**GIVEN INSTRUCTION:** Repeat the listing in full, preserving every character.

* Begin EXTRACTED MATERIAL *

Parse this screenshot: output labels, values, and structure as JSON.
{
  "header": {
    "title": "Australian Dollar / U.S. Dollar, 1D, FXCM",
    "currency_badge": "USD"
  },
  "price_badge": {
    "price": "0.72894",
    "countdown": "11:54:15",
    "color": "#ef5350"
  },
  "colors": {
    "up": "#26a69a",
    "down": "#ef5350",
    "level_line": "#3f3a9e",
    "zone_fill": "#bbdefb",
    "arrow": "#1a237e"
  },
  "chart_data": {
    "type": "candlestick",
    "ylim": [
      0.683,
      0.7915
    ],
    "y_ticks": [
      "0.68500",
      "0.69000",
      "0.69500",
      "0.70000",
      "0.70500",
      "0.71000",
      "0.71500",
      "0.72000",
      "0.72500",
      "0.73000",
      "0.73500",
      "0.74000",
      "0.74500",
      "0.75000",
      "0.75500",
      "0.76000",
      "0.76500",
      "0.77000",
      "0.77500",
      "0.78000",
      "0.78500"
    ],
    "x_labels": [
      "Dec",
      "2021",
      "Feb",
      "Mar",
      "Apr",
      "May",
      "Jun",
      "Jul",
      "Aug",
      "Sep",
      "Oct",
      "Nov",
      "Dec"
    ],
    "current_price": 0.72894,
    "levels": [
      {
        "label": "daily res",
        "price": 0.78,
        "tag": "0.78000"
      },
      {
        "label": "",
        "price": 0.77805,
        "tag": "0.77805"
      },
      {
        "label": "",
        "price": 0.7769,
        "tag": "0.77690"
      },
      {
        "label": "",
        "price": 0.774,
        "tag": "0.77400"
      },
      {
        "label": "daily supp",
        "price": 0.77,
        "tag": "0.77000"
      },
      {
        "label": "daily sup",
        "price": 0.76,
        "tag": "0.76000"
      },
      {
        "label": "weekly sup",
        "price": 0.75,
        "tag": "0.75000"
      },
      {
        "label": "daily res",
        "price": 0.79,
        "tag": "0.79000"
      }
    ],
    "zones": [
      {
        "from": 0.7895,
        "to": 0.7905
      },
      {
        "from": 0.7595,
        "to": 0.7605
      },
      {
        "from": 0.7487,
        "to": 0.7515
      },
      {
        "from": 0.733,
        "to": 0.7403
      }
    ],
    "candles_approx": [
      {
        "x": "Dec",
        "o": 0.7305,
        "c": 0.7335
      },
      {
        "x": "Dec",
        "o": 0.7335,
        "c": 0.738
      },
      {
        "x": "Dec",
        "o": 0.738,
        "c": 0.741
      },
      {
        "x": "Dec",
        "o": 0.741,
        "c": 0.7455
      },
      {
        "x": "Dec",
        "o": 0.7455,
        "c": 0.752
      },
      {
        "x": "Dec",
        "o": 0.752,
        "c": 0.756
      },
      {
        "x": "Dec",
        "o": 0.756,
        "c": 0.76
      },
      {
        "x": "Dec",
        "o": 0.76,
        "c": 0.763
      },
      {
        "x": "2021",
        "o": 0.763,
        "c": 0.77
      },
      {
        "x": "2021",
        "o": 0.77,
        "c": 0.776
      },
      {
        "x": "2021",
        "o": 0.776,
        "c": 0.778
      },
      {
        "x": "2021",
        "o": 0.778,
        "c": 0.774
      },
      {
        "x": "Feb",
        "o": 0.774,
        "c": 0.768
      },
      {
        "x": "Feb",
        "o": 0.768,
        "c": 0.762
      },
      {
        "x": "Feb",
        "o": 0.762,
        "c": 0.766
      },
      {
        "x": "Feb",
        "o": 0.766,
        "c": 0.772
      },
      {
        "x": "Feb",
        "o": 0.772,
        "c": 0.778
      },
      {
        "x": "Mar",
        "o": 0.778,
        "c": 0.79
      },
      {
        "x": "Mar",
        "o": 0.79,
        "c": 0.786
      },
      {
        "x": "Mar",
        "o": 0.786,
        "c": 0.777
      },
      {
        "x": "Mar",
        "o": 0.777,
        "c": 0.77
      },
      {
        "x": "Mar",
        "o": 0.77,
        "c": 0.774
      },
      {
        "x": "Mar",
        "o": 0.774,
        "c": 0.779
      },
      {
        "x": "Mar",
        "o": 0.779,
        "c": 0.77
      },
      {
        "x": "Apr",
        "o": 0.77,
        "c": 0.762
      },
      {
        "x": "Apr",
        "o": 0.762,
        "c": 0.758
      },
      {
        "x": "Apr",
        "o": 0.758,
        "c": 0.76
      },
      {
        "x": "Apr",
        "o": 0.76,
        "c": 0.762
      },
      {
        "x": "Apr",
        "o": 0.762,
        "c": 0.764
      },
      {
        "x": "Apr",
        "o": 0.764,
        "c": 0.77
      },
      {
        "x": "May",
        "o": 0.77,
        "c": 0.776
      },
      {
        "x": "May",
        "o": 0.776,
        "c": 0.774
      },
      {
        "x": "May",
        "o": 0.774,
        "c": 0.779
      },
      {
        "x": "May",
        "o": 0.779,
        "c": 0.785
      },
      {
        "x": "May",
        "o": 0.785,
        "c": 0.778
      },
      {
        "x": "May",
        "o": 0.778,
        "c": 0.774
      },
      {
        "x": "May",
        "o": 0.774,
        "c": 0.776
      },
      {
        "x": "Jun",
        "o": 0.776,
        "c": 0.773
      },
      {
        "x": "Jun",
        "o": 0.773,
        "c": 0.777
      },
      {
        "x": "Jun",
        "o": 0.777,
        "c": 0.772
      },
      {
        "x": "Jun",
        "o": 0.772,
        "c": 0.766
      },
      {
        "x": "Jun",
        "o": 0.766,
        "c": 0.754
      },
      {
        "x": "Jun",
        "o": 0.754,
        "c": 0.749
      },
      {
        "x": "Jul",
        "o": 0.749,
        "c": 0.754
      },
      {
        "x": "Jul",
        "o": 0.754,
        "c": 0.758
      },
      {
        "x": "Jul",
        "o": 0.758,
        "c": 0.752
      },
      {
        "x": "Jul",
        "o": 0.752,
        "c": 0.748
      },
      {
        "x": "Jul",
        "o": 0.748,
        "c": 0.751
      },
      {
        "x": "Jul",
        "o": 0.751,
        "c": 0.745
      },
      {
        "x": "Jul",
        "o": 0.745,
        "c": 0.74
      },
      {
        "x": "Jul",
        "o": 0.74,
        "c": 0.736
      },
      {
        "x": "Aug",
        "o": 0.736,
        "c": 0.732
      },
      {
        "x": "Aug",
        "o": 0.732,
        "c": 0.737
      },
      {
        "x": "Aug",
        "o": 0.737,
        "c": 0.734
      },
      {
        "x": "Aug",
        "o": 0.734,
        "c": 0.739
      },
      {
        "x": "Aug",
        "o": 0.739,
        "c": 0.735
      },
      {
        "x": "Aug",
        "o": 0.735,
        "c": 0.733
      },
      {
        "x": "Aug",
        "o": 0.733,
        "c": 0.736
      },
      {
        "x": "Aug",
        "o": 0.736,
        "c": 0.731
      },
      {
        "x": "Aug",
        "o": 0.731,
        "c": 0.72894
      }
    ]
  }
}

* End EXTRACTED MATERIAL *

**TASK OUTPUT:**
Parse this screenshot: output labels, values, and structure as JSON.
{
  "header": {
    "title": "Australian Dollar / U.S. Dollar, 1D, FXCM",
    "currency_badge": "USD"
  },
  "price_badge": {
    "price": "0.72894",
    "countdown": "11:54:15",
    "color": "#ef5350"
  },
  "colors": {
    "up": "#26a69a",
    "down": "#ef5350",
    "level_line": "#3f3a9e",
    "zone_fill": "#bbdefb",
    "arrow": "#1a237e"
  },
  "chart_data": {
    "type": "candlestick",
    "ylim": [
      0.683,
      0.7915
    ],
    "y_ticks": [
      "0.68500",
      "0.69000",
      "0.69500",
      "0.70000",
      "0.70500",
      "0.71000",
      "0.71500",
      "0.72000",
      "0.72500",
      "0.73000",
      "0.73500",
      "0.74000",
      "0.74500",
      "0.75000",
      "0.75500",
      "0.76000",
      "0.76500",
      "0.77000",
      "0.77500",
      "0.78000",
      "0.78500"
    ],
    "x_labels": [
      "Dec",
      "2021",
      "Feb",
      "Mar",
      "Apr",
      "May",
      "Jun",
      "Jul",
      "Aug",
      "Sep",
      "Oct",
      "Nov",
      "Dec"
    ],
    "current_price": 0.72894,
    "levels": [
      {
        "label": "daily res",
        "price": 0.78,
        "tag": "0.78000"
      },
      {
        "label": "",
        "price": 0.77805,
        "tag": "0.77805"
      },
      {
        "label": "",
        "price": 0.7769,
        "tag": "0.77690"
      },
      {
        "label": "",
        "price": 0.774,
        "tag": "0.77400"
      },
      {
        "label": "daily supp",
        "price": 0.77,
        "tag": "0.77000"
      },
      {
        "label": "daily sup",
        "price": 0.76,
        "tag": "0.76000"
      },
      {
        "label": "weekly sup",
        "price": 0.75,
        "tag": "0.75000"
      },
      {
        "label": "daily res",
        "price": 0.79,
        "tag": "0.79000"
      }
    ],
    "zones": [
      {
        "from": 0.7895,
        "to": 0.7905
      },
      {
        "from": 0.7595,
        "to": 0.7605
      },
      {
        "from": 0.7487,
        "to": 0.7515
      },
      {
        "from": 0.733,
        "to": 0.7403
      }
    ],
    "candles_approx": [
      {
        "x": "Dec",
        "o": 0.7305,
        "c": 0.7335
      },
      {
        "x": "Dec",
        "o": 0.7335,
        "c": 0.738
      },
      {
        "x": "Dec",
        "o": 0.738,
        "c": 0.741
      },
      {
        "x": "Dec",
        "o": 0.741,
        "c": 0.7455
      },
      {
        "x": "Dec",
        "o": 0.7455,
        "c": 0.752
      },
      {
        "x": "Dec",
        "o": 0.752,
        "c": 0.756
      },
      {
        "x": "Dec",
        "o": 0.756,
        "c": 0.76
      },
      {
        "x": "Dec",
        "o": 0.76,
        "c": 0.763
      },
      {
        "x": "2021",
        "o": 0.763,
        "c": 0.77
      },
      {
        "x": "2021",
        "o": 0.77,
        "c": 0.776
      },
      {
        "x": "2021",
        "o": 0.776,
        "c": 0.778
      },
      {
        "x": "2021",
        "o": 0.778,
        "c": 0.774
      },
      {
        "x": "Feb",
        "o": 0.774,
        "c": 0.768
      },
      {
        "x": "Feb",
        "o": 0.768,
        "c": 0.762
      },
      {
        "x": "Feb",
        "o": 0.762,
        "c": 0.766
      },
      {
        "x": "Feb",
        "o": 0.766,
        "c": 0.772
      },
      {
        "x": "Feb",
        "o": 0.772,
        "c": 0.778
      },
      {
        "x": "Mar",
        "o": 0.778,
        "c": 0.79
      },
      {
        "x": "Mar",
        "o": 0.79,
        "c": 0.786
      },
      {
        "x": "Mar",
        "o": 0.786,
        "c": 0.777
      },
      {
        "x": "Mar",
        "o": 0.777,
        "c": 0.77
      },
      {
        "x": "Mar",
        "o": 0.77,
        "c": 0.774
      },
      {
        "x": "Mar",
        "o": 0.774,
        "c": 0.779
      },
      {
        "x": "Mar",
        "o": 0.779,
        "c": 0.77
      },
      {
        "x": "Apr",
        "o": 0.77,
        "c": 0.762
      },
      {
        "x": "Apr",
        "o": 0.762,
        "c": 0.758
      },
      {
        "x": "Apr",
        "o": 0.758,
        "c": 0.76
      },
      {
        "x": "Apr",
        "o": 0.76,
        "c": 0.762
      },
      {
        "x": "Apr",
        "o": 0.762,
        "c": 0.764
      },
      {
        "x": "Apr",
        "o": 0.764,
        "c": 0.77
      },
      {
        "x": "May",
        "o": 0.77,
        "c": 0.776
      },
      {
        "x": "May",
        "o": 0.776,
        "c": 0.774
      },
      {
        "x": "May",
        "o": 0.774,
        "c": 0.779
      },
      {
        "x": "May",
        "o": 0.779,
        "c": 0.785
      },
      {
        "x": "May",
        "o": 0.785,
        "c": 0.778
      },
      {
        "x": "May",
        "o": 0.778,
        "c": 0.774
      },
      {
        "x": "May",
        "o": 0.774,
        "c": 0.776
      },
      {
        "x": "Jun",
        "o": 0.776,
        "c": 0.773
      },
      {
        "x": "Jun",
        "o": 0.773,
        "c": 0.777
      },
      {
        "x": "Jun",
        "o": 0.777,
        "c": 0.772
      },
      {
        "x": "Jun",
        "o": 0.772,
        "c": 0.766
      },
      {
        "x": "Jun",
        "o": 0.766,
        "c": 0.754
      },
      {
        "x": "Jun",
        "o": 0.754,
        "c": 0.749
      },
      {
        "x": "Jul",
        "o": 0.749,
        "c": 0.754
      },
      {
        "x": "Jul",
        "o": 0.754,
        "c": 0.758
      },
      {
        "x": "Jul",
        "o": 0.758,
        "c": 0.752
      },
      {
        "x": "Jul",
        "o": 0.752,
        "c": 0.748
      },
      {
        "x": "Jul",
        "o": 0.748,
        "c": 0.751
      },
      {
        "x": "Jul",
        "o": 0.751,
        "c": 0.745
      },
      {
        "x": "Jul",
        "o": 0.745,
        "c": 0.74
      },
      {
        "x": "Jul",
        "o": 0.74,
        "c": 0.736
      },
      {
        "x": "Aug",
        "o": 0.736,
        "c": 0.732
      },
      {
        "x": "Aug",
        "o": 0.732,
        "c": 0.737
      },
      {
        "x": "Aug",
        "o": 0.737,
        "c": 0.734
      },
      {
        "x": "Aug",
        "o": 0.734,
        "c": 0.739
      },
      {
        "x": "Aug",
        "o": 0.739,
        "c": 0.735
      },
      {
        "x": "Aug",
        "o": 0.735,
        "c": 0.733
      },
      {
        "x": "Aug",
        "o": 0.733,
        "c": 0.736
      },
      {
        "x": "Aug",
        "o": 0.736,
        "c": 0.731
      },
      {
        "x": "Aug",
        "o": 0.731,
        "c": 0.72894
      }
    ]
  }
}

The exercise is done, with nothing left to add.